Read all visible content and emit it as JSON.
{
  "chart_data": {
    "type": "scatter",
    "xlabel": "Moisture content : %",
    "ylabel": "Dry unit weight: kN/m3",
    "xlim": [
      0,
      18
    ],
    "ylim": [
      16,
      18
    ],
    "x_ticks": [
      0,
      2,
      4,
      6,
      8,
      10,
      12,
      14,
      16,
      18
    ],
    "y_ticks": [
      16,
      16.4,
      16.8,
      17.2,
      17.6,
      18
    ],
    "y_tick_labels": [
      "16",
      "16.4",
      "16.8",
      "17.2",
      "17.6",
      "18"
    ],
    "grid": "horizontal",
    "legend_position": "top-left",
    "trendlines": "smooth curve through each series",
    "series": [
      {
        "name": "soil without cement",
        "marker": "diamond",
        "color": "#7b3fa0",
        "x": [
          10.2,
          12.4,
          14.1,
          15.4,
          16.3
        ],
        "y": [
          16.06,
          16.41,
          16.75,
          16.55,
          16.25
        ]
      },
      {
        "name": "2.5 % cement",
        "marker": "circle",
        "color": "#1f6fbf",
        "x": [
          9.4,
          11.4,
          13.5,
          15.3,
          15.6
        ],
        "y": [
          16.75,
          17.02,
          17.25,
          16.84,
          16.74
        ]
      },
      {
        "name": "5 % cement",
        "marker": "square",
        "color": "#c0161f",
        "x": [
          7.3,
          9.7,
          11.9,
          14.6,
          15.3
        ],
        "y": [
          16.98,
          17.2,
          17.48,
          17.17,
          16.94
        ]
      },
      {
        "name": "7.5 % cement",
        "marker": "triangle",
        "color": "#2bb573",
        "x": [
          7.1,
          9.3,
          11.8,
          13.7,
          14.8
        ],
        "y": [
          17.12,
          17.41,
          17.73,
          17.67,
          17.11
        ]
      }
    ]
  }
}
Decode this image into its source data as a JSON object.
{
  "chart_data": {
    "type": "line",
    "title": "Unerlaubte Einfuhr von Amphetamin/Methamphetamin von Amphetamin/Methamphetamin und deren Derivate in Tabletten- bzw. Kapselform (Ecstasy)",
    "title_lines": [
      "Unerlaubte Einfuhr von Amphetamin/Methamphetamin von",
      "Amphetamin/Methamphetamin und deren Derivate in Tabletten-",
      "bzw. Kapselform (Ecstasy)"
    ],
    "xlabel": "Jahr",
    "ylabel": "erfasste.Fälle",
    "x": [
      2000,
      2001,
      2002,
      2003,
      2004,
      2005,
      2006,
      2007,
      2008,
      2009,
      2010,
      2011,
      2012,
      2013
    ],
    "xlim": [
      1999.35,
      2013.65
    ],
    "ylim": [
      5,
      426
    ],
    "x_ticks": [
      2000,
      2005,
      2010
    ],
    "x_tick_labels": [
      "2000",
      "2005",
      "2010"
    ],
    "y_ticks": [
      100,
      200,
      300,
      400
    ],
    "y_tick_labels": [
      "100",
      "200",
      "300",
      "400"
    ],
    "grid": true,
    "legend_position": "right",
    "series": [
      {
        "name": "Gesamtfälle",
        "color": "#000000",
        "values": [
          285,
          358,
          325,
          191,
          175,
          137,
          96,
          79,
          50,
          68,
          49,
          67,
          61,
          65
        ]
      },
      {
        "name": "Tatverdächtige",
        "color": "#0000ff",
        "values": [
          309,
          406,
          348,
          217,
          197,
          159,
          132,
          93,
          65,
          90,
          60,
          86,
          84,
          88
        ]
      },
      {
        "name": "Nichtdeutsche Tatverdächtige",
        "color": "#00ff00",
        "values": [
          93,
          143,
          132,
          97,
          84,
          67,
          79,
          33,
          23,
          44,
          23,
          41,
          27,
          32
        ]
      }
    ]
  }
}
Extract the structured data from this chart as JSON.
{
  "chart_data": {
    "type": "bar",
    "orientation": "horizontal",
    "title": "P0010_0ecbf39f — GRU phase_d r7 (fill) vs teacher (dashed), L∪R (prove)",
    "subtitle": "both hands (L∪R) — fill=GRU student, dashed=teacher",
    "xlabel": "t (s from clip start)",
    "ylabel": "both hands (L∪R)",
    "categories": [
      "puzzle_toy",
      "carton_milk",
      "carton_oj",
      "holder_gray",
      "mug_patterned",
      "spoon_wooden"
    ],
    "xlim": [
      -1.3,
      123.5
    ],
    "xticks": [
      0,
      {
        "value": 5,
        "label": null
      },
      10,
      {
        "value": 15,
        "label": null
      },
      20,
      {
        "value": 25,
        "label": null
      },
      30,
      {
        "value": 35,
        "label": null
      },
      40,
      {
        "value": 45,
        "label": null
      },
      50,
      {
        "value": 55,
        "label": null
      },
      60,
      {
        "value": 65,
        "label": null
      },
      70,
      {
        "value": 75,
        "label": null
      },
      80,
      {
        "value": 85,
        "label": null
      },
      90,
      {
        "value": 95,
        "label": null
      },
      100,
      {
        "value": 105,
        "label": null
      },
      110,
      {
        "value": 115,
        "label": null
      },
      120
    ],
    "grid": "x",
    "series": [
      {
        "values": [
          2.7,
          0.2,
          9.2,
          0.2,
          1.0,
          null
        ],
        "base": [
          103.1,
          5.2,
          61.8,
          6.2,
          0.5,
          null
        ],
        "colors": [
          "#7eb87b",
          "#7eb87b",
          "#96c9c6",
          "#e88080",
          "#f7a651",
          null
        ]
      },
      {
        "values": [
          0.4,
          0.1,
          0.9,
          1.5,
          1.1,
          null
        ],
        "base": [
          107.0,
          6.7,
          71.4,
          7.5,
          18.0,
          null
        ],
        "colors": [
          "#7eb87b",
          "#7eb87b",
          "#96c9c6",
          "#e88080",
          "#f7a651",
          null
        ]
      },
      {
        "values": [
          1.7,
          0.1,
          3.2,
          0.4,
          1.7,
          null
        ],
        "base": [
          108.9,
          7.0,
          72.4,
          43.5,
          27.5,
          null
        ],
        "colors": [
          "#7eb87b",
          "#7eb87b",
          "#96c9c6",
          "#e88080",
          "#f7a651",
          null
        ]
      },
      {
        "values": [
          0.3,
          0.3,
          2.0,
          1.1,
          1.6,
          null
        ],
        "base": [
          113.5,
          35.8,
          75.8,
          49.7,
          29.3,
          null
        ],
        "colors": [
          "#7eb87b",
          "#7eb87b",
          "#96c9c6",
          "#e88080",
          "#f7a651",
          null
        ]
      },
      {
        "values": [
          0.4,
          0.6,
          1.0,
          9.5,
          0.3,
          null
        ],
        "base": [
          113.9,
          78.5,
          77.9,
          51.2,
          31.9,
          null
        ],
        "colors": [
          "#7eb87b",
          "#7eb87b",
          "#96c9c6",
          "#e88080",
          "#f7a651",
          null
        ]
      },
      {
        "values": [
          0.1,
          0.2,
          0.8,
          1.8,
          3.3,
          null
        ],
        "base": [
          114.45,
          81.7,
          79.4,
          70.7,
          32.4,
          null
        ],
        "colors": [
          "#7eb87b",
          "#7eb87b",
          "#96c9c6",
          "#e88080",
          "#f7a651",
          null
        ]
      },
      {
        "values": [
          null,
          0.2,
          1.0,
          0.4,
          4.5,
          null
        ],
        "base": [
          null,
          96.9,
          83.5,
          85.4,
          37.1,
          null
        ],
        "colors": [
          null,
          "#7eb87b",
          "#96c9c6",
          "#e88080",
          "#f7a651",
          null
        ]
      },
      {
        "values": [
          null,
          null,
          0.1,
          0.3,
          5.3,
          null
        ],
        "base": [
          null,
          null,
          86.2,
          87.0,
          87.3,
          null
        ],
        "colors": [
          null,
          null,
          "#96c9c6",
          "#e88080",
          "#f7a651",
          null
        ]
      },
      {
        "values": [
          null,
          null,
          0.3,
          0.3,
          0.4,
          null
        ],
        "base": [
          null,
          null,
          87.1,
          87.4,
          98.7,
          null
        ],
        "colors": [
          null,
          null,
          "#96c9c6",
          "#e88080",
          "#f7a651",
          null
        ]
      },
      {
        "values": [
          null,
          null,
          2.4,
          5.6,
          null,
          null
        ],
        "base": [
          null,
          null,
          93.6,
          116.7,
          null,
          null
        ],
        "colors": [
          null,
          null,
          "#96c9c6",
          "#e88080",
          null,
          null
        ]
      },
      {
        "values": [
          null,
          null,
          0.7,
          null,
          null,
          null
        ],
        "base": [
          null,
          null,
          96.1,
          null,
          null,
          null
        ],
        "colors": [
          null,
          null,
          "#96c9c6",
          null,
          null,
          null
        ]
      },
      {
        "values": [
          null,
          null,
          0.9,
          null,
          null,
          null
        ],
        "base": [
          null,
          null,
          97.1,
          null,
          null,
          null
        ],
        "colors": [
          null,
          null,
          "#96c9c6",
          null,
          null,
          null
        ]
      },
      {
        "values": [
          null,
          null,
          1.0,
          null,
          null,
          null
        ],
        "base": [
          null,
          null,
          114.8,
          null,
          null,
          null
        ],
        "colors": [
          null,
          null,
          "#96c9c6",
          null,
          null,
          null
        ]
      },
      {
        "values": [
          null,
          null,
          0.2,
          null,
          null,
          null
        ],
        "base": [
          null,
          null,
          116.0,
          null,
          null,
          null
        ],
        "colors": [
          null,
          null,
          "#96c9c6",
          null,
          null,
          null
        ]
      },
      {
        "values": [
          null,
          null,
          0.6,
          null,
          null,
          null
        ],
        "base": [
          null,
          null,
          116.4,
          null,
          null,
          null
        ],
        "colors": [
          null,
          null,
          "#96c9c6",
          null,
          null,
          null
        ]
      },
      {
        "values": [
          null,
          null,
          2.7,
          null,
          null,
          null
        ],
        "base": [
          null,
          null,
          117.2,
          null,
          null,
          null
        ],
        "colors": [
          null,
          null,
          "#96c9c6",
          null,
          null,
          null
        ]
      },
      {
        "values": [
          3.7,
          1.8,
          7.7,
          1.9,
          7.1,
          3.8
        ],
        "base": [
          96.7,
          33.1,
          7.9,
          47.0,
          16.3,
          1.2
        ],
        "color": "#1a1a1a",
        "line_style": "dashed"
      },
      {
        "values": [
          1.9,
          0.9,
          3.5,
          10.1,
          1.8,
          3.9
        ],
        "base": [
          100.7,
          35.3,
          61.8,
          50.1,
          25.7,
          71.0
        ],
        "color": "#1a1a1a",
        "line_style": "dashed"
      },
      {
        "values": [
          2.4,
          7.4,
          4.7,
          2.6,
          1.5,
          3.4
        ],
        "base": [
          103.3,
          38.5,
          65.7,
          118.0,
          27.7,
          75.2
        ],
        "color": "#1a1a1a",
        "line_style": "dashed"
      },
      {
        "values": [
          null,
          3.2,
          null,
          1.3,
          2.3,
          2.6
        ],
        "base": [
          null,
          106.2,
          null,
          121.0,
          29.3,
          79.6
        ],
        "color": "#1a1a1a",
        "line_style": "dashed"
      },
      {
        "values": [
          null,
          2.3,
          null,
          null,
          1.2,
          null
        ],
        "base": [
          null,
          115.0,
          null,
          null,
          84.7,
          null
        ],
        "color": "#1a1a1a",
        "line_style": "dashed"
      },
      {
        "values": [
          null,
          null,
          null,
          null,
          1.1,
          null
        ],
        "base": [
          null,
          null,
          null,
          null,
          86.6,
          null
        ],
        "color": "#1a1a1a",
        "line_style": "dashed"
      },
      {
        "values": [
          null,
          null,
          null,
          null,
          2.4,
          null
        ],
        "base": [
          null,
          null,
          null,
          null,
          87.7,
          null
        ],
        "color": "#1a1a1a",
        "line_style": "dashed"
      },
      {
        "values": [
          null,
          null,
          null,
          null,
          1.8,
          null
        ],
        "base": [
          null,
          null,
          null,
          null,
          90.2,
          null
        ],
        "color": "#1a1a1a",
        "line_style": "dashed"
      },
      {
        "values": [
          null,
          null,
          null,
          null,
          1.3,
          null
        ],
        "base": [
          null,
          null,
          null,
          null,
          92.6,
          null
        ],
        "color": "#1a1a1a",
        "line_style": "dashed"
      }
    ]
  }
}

*****

▸ WRITTEN REQUEST:
Tally how many lines of the material contain the word "cement". The answer must be the number and nothing else.

▸ RESULT OF THIS EXERCISE:
4